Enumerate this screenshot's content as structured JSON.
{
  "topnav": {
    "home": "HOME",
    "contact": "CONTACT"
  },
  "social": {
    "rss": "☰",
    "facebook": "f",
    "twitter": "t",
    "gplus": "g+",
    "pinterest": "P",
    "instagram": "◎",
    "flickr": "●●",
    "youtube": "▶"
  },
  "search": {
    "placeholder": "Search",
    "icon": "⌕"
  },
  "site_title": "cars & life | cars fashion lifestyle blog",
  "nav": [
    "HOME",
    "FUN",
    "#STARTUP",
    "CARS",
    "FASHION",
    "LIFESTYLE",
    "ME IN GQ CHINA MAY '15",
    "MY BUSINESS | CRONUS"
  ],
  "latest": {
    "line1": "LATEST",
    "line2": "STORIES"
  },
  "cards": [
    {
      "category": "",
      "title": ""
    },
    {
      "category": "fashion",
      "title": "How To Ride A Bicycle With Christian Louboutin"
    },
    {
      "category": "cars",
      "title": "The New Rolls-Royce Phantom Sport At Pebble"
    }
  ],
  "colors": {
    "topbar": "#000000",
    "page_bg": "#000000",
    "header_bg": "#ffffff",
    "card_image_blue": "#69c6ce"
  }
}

☆ ☆ ☆ ☆ ☆

▶ What the task asks:
Print again each line of the listing above, exactly as it appears.

▶ Written reply:
Enumerate this screenshot's content as structured JSON.
{
  "topnav": {
    "home": "HOME",
    "contact": "CONTACT"
  },
  "social": {
    "rss": "☰",
    "facebook": "f",
    "twitter": "t",
    "gplus": "g+",
    "pinterest": "P",
    "instagram": "◎",
    "flickr": "●●",
    "youtube": "▶"
  },
  "search": {
    "placeholder": "Search",
    "icon": "⌕"
  },
  "site_title": "cars & life | cars fashion lifestyle blog",
  "nav": [
    "HOME",
    "FUN",
    "#STARTUP",
    "CARS",
    "FASHION",
    "LIFESTYLE",
    "ME IN GQ CHINA MAY '15",
    "MY BUSINESS | CRONUS"
  ],
  "latest": {
    "line1": "LATEST",
    "line2": "STORIES"
  },
  "cards": [
    {
      "category": "",
      "title": ""
    },
    {
      "category": "fashion",
      "title": "How To Ride A Bicycle With Christian Louboutin"
    },
    {
      "category": "cars",
      "title": "The New Rolls-Royce Phantom Sport At Pebble"
    }
  ],
  "colors": {
    "topbar": "#000000",
    "page_bg": "#000000",
    "header_bg": "#ffffff",
    "card_image_blue": "#69c6ce"
  }
}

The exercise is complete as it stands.